## Begin
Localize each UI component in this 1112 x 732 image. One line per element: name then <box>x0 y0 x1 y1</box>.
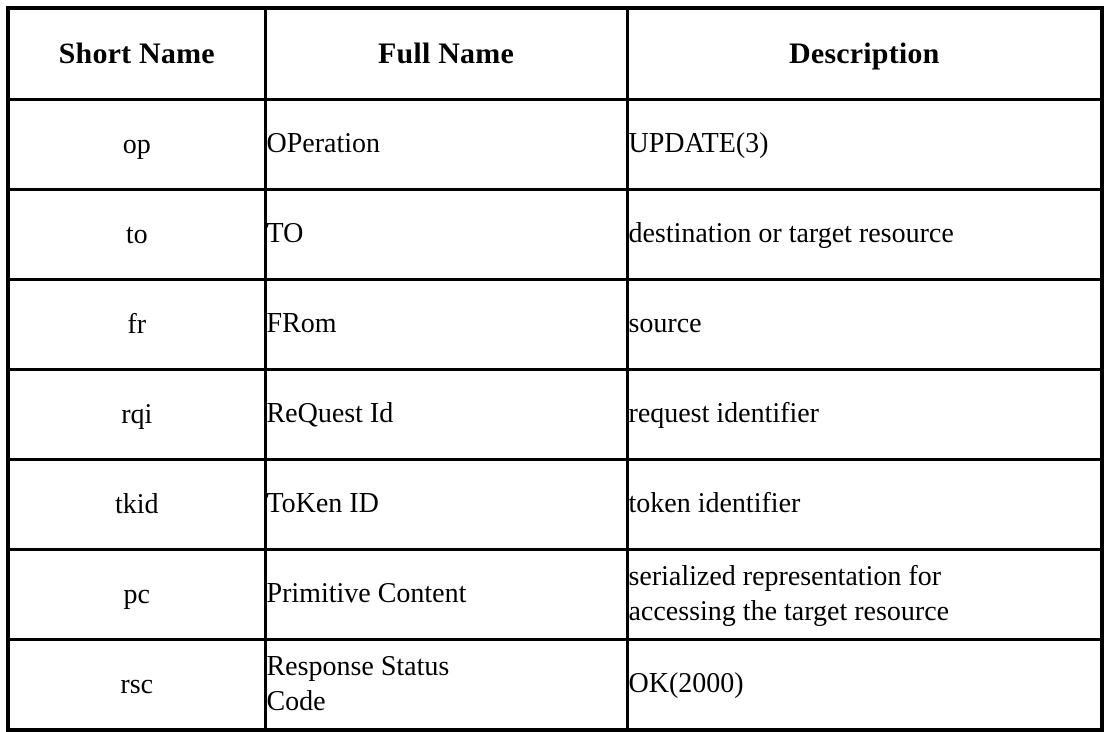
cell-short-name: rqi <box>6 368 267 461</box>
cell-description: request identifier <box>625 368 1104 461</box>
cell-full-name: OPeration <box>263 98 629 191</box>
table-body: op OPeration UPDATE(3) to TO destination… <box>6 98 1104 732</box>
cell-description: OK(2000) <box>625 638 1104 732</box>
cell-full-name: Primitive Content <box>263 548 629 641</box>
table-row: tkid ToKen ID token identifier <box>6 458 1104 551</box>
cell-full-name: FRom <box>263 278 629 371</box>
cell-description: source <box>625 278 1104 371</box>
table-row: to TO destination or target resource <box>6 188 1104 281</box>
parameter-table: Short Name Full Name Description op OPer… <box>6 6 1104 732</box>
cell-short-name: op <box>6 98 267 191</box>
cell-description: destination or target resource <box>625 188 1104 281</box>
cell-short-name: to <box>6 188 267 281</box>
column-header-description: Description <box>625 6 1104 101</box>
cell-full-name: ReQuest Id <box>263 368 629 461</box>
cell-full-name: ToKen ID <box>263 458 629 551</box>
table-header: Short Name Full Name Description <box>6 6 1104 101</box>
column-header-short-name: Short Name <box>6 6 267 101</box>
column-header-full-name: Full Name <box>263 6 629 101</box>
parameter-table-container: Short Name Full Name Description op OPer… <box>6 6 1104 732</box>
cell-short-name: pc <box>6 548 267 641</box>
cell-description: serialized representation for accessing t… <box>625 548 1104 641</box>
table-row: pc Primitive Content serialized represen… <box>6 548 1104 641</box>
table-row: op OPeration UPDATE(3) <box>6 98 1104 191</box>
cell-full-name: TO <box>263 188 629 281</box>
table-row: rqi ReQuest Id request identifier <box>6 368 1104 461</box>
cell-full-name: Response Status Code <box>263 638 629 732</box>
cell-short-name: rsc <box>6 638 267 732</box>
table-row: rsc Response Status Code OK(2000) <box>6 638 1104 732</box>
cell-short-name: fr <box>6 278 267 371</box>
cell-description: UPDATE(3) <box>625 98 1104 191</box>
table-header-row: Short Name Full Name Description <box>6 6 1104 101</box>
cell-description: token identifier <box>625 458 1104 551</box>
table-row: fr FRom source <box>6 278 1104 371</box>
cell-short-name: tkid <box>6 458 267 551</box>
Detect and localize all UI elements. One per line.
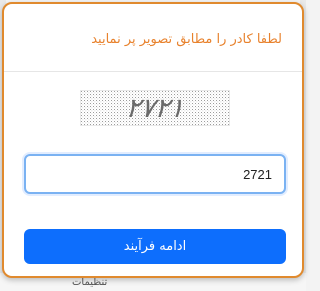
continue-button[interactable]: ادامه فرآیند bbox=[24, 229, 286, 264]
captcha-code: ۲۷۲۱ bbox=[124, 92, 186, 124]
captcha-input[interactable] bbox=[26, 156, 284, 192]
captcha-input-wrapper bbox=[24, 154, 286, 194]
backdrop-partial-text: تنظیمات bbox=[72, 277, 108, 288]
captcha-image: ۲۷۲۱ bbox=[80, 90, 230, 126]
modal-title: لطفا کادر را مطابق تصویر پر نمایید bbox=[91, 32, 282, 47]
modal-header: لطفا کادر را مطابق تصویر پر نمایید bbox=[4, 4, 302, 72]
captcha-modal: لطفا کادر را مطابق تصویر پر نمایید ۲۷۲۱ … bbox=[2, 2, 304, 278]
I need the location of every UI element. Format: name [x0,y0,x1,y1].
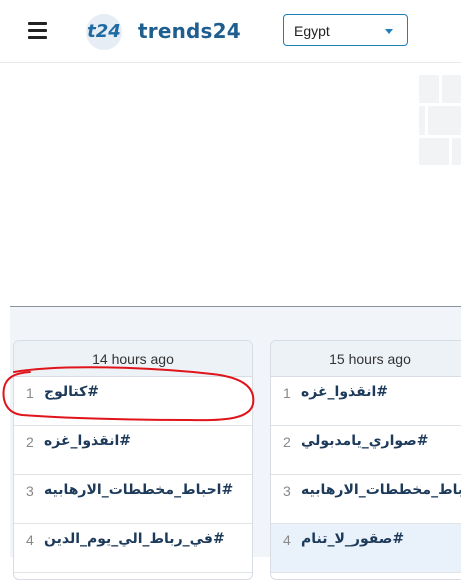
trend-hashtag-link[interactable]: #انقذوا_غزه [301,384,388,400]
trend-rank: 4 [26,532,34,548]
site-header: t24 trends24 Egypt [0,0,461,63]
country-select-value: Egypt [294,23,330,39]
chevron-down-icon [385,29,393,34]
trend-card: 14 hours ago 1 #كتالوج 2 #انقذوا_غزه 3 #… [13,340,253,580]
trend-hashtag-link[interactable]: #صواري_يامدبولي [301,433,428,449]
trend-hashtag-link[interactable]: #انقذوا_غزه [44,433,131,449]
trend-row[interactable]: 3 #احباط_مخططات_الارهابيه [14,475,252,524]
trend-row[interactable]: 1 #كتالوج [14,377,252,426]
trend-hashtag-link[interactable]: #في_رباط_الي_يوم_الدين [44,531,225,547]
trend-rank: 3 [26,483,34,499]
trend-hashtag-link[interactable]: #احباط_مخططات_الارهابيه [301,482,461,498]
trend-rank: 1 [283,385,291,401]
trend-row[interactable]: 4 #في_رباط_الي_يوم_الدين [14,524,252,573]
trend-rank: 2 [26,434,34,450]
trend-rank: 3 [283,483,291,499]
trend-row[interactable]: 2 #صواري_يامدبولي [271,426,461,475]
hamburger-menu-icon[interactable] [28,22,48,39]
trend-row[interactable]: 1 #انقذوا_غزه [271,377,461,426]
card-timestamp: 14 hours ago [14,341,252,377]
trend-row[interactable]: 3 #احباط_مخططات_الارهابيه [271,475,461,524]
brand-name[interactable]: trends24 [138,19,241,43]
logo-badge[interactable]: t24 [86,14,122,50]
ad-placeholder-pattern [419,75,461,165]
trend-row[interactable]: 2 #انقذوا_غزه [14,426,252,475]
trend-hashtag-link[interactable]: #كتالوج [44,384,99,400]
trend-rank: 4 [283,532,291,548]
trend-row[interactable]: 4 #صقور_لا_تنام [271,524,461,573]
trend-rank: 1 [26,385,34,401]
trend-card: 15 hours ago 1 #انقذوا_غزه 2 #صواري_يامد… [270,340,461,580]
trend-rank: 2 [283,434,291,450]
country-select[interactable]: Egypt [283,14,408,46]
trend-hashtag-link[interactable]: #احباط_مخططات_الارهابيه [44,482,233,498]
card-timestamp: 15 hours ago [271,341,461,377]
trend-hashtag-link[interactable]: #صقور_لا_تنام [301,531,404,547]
## End
SHORT PROBLEM
Copy out the stretch of the listing from the line containing "cell-short-name: rqi <box>6 368 267 461</box>" through the line containing "table-row: to TO", with both of those lines included.

COMPLETE OUTPUT
cell-short-name: rqi <box>6 368 267 461</box>
cell-description: request identifier <box>625 368 1104 461</box>
cell-full-name: OPeration <box>263 98 629 191</box>
table-body: op OPeration UPDATE(3) to TO destination… <box>6 98 1104 732</box>
cell-description: OK(2000) <box>625 638 1104 732</box>
cell-full-name: Primitive Content <box>263 548 629 641</box>
table-row: tkid ToKen ID token identifier <box>6 458 1104 551</box>
cell-full-name: FRom <box>263 278 629 371</box>
cell-description: source <box>625 278 1104 371</box>
table-row: to TO destination or target resource <box>6 188 1104 281</box>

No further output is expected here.